Goethe-Institut: Jahresbilanz in dunklen Zeiten
12. Dezember 2017Sicher, viele der 159 Goethe-Institute (GI) arbeiten ohne nennenswerte politische Behinderungen. Doch warnende Gegenbeispiele häufen sich, was den Präsidenten des Goethe-Instituts, Klaus-Dieter Lehmann, zu einem ungewöhnlichen Schritt veranlasste: Gleich zu Beginn der Pressekonferenz in Berlin sprach er die Restriktionen an, denen das Goethe-Institut in immer mehr Ländern der Welt ausgesetzt sei.
Probleme bei der Kooperation mit dem türkischen Bildungsministerium
An erster Stelle nannte er die Türkei. Hier gebe es "Probleme in den Bereichen, in denen wir mit dem Bildungsministerium zusammenarbeiten". So sei das Programm "1000 Lehrer in türkischen Schulen" einseitig von der türkischen Seite gestrichen worden.
Als Konsequenz wird nun kein einziger deutscher Lehrer an türkischen Schulen unterrichten können, konkretisierte Lehmann im Gespräch mit der Deutschen Welle. Auch das Austauschprogramm für türkische Partnerschulen, PASCH genannt, ist betroffen.

AUFGABEN:
A. Wie viele Goethe-Institute werden im Artikel über das Goethe-Institut genannt?
B. Geben Sie den Artikel über das Goethe-Institut von "Goethe-Institut: Jahresbilanz in" bis "Seite gestrichen worden." wieder und tauschen Sie dabei "Bildungsministerium" gegen "Kultusministerium".

DATENAUSZÜGE:
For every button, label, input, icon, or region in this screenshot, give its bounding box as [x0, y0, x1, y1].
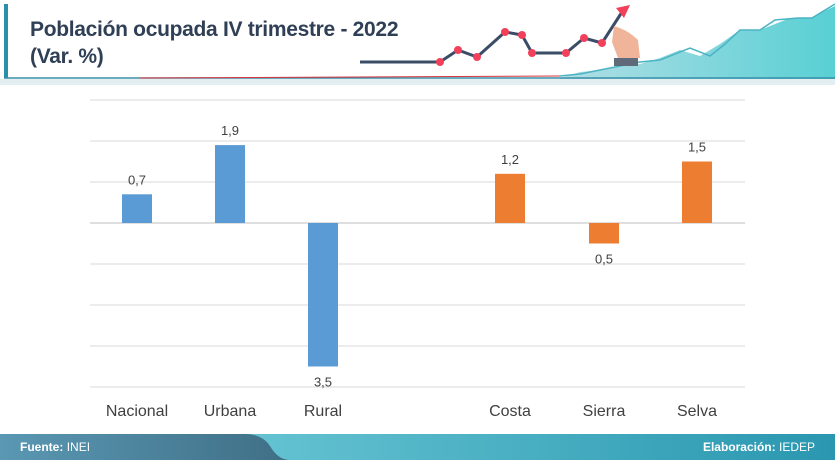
bar-urbana — [215, 145, 245, 223]
credit-value: IEDEP — [778, 440, 815, 454]
data-label: 1,5 — [688, 140, 706, 155]
category-label: Costa — [489, 403, 531, 420]
bar-costa — [495, 173, 525, 223]
header-banner — [0, 3, 835, 85]
credit-label: Elaboración: — [702, 440, 776, 454]
data-label: 1,2 — [501, 152, 519, 167]
source-label: Fuente: — [20, 440, 64, 454]
footer-bar — [0, 434, 835, 460]
data-label: 1,9 — [221, 123, 239, 138]
category-label: Rural — [304, 403, 342, 420]
bar-selva — [682, 161, 712, 223]
category-label: Sierra — [583, 403, 626, 420]
bar-rural — [308, 223, 338, 367]
bar-sierra — [589, 223, 619, 244]
category-label: Nacional — [106, 403, 168, 420]
data-label: 0,7 — [128, 172, 146, 187]
source-value: INEI — [66, 440, 91, 454]
chart-subtitle: (Var. %) — [30, 45, 104, 68]
bar-chart: 0,7 Nacional 1,9 Urbana 3,5 Rural 1,2 Costa 0,5 S… — [90, 99, 745, 420]
source-note: Fuente: INEI — [20, 440, 90, 454]
data-label: 0,5 — [595, 252, 613, 267]
category-label: Urbana — [204, 403, 257, 420]
credit-note: Elaboración: IEDEP — [703, 440, 815, 454]
bar-nacional — [122, 194, 152, 223]
category-label: Selva — [677, 403, 717, 420]
data-label: 3,5 — [314, 375, 332, 390]
chart-title: Población ocupada IV trimestre - 2022 — [30, 18, 399, 41]
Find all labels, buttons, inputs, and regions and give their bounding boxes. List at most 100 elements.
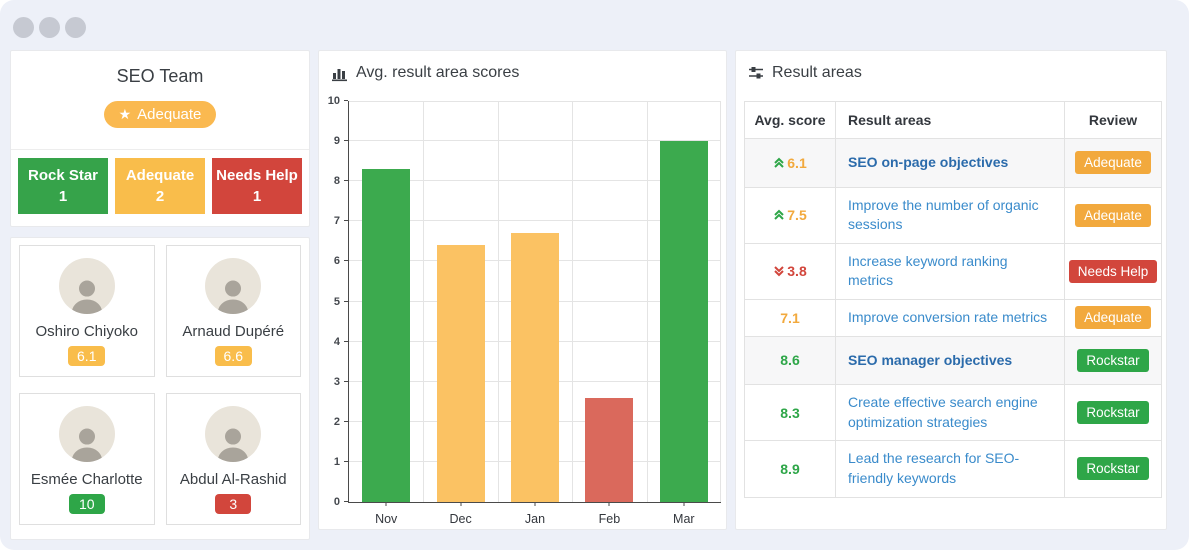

VOLLSTÄNDIGE ANTWORTEN:
A. 159 Goethe-Institute.

B.
Goethe-Institut: Jahresbilanz in dunklen Zeiten
12. Dezember 2017Sicher, viele der 159 Goethe-Institute (GI) arbeiten ohne nennenswerte politische Behinderungen. Doch warnende Gegenbeispiele häufen sich, was den Präsidenten des Goethe-Instituts, Klaus-Dieter Lehmann, zu einem ungewöhnlichen Schritt veranlasste: Gleich zu Beginn der Pressekonferenz in Berlin sprach er die Restriktionen an, denen das Goethe-Institut in immer mehr Ländern der Welt ausgesetzt sei.
Probleme bei der Kooperation mit dem türkischen Kultusministerium
An erster Stelle nannte er die Türkei. Hier gebe es "Probleme in den Bereichen, in denen wir mit dem Kultusministerium zusammenarbeiten". So sei das Programm "1000 Lehrer in türkischen Schulen" einseitig von der türkischen Seite gestrichen worden.